**Work order:** In the entries below, find each line bearing the string "ylabel" and copy it.

^^^^^^^^

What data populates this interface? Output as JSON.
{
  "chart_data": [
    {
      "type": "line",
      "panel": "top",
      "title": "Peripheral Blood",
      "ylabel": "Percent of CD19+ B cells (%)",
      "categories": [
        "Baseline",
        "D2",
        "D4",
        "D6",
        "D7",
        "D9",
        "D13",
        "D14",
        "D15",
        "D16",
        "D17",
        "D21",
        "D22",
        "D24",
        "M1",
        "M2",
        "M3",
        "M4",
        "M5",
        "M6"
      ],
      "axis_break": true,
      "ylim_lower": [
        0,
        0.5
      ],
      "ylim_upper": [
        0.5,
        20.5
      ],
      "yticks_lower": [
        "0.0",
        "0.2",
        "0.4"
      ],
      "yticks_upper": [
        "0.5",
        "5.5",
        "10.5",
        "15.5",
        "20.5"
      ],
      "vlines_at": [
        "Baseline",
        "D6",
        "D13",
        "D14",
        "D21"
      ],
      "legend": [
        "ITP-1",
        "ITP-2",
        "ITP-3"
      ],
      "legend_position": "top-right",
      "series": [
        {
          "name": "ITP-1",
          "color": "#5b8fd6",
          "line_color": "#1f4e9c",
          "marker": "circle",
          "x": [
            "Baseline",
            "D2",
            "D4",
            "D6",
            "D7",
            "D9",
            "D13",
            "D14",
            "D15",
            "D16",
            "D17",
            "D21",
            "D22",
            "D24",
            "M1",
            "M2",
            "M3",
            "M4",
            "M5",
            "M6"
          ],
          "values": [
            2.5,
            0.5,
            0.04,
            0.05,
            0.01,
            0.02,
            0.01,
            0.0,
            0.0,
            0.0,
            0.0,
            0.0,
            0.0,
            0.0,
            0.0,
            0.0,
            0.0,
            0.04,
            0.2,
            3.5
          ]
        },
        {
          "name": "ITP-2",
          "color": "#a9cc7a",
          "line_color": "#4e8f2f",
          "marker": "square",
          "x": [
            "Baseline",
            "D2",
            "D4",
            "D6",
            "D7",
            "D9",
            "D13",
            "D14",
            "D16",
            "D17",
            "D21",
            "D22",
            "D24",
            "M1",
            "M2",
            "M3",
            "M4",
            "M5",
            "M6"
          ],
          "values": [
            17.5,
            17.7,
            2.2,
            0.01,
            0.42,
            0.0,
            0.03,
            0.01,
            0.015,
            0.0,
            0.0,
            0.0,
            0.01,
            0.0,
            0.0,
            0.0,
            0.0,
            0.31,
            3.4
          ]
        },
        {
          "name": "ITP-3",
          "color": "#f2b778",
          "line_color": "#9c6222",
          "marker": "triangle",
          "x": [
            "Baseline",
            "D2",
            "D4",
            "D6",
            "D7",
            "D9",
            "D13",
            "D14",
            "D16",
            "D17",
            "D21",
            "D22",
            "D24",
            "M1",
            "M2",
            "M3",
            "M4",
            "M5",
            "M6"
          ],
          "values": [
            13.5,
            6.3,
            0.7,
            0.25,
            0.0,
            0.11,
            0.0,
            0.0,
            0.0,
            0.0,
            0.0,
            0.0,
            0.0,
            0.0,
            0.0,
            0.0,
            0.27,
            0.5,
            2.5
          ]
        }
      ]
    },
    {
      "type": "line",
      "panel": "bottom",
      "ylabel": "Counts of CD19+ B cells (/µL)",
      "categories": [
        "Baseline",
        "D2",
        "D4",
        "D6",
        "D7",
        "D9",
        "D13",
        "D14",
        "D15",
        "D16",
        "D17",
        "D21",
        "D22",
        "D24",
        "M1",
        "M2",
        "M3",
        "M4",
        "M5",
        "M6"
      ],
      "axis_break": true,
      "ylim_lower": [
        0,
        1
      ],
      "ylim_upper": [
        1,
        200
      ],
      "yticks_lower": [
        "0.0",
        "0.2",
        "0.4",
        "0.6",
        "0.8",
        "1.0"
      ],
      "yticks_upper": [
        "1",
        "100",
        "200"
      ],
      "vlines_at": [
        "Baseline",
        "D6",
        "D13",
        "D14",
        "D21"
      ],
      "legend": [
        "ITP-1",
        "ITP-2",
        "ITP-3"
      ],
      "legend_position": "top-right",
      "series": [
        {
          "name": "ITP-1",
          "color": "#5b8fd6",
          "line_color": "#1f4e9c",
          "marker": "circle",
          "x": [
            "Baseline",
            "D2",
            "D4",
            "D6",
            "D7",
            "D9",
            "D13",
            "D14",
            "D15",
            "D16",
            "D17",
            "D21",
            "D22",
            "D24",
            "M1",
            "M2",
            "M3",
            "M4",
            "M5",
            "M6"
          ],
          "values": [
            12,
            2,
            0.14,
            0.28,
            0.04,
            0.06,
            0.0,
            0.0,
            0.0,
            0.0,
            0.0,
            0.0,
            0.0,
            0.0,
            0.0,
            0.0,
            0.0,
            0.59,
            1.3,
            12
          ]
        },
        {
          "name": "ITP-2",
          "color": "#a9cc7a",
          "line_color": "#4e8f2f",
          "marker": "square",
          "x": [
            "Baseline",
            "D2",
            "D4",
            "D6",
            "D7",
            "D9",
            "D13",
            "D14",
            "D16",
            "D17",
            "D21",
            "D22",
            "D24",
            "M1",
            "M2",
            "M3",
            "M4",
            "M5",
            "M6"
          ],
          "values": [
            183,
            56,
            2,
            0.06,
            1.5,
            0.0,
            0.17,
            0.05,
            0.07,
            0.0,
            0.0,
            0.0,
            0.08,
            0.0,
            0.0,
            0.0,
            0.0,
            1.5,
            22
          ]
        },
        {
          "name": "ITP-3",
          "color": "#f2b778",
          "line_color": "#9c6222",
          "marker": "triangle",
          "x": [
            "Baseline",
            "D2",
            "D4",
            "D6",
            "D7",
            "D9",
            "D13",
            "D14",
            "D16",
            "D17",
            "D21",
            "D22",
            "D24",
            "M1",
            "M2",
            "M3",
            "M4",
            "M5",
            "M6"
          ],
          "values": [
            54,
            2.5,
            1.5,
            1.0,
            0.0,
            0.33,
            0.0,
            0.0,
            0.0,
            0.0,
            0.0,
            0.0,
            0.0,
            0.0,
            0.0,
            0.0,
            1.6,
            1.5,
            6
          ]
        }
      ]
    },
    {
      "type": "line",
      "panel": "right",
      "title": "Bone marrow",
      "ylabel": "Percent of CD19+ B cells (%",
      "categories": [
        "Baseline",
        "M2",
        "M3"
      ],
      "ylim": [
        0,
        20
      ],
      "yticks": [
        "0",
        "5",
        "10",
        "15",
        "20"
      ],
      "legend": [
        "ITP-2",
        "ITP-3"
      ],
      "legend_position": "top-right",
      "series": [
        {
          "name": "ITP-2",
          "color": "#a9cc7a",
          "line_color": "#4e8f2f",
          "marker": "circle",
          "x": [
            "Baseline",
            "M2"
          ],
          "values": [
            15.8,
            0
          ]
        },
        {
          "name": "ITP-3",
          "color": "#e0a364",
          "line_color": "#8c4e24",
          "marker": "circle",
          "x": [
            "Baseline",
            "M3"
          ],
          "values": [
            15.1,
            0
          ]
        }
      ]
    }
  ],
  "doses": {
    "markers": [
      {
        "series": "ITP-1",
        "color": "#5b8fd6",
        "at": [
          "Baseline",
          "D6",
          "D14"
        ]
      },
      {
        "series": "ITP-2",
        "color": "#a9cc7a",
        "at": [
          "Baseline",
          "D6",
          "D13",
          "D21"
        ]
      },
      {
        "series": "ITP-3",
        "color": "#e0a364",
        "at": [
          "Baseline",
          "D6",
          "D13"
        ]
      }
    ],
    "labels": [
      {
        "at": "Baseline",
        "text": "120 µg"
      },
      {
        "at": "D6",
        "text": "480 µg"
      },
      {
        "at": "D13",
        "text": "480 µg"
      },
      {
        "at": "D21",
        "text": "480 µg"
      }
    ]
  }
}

^^^^^^^^

**Reply to the exercise:**
      "ylabel": "Percent of CD19+ B cells (%)",
      "ylabel": "Counts of CD19+ B cells (/µL)",
      "ylabel": "Percent of CD19+ B cells (%",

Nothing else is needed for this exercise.